Material:
------------

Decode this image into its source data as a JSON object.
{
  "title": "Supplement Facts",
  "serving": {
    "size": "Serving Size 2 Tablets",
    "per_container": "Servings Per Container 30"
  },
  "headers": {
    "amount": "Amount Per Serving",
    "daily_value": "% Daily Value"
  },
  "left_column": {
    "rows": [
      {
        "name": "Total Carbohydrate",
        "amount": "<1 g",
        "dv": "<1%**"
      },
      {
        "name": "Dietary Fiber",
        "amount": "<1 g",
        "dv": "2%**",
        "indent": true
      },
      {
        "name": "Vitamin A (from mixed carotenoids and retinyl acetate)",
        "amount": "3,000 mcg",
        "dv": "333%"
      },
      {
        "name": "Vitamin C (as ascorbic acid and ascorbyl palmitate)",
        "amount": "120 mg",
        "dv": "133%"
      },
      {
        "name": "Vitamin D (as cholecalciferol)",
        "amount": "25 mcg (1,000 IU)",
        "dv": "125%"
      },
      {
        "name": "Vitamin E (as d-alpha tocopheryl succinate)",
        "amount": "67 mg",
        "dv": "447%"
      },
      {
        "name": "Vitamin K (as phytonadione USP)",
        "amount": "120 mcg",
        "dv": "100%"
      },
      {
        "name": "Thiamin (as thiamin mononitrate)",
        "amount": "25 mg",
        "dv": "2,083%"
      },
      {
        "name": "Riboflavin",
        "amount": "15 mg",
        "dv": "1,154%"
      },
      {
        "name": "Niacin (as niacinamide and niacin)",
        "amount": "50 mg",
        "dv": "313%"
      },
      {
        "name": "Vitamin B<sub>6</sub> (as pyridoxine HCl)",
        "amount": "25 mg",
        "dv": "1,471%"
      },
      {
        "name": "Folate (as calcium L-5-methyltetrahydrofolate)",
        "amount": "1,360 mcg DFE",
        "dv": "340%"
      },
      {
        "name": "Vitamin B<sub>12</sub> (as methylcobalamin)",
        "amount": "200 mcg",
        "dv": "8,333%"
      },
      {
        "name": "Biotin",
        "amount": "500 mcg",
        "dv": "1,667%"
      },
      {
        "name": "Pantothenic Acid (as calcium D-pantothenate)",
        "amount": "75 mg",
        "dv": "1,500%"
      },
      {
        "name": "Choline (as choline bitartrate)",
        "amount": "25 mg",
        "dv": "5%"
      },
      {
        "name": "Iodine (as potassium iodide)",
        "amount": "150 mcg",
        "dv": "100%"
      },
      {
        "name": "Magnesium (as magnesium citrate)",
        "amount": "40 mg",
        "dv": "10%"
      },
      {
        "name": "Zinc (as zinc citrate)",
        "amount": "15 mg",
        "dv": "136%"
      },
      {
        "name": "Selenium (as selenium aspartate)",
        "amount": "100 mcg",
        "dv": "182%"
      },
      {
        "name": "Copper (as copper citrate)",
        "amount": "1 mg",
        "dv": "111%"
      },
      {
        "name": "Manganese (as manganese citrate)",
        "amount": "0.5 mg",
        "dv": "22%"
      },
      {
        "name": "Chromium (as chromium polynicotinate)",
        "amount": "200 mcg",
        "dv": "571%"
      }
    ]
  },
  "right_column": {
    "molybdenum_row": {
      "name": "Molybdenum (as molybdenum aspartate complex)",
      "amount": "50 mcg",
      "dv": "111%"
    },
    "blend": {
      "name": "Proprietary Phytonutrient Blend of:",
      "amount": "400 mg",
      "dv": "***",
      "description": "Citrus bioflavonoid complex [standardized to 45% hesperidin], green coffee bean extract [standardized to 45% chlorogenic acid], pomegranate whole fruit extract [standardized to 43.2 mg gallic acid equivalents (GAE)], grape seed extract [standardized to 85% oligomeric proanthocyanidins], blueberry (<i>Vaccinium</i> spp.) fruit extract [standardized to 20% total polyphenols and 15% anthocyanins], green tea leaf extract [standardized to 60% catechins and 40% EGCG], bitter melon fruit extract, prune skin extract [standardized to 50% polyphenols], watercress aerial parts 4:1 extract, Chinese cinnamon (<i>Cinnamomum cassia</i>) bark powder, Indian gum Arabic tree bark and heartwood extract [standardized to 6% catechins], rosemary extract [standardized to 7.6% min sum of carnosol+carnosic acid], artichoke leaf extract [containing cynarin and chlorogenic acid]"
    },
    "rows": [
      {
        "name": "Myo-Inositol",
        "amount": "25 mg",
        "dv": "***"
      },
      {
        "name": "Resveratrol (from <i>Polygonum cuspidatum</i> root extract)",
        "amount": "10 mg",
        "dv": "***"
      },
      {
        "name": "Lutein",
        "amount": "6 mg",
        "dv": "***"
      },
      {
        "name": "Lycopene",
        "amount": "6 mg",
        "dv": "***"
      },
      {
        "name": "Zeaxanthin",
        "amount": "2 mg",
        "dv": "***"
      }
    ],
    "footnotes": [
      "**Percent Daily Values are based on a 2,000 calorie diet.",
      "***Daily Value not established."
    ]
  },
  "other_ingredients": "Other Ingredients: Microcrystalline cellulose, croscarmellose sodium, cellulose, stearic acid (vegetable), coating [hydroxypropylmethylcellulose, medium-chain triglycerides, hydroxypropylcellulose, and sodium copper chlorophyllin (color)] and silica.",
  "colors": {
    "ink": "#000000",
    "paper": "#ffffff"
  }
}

------------

Given problem:
Gather up every line from the listing above in which the word "citrate" occurs.

Solution below:
        "name": "Magnesium (as magnesium citrate)",
        "name": "Zinc (as zinc citrate)",
        "name": "Copper (as copper citrate)",
        "name": "Manganese (as manganese citrate)",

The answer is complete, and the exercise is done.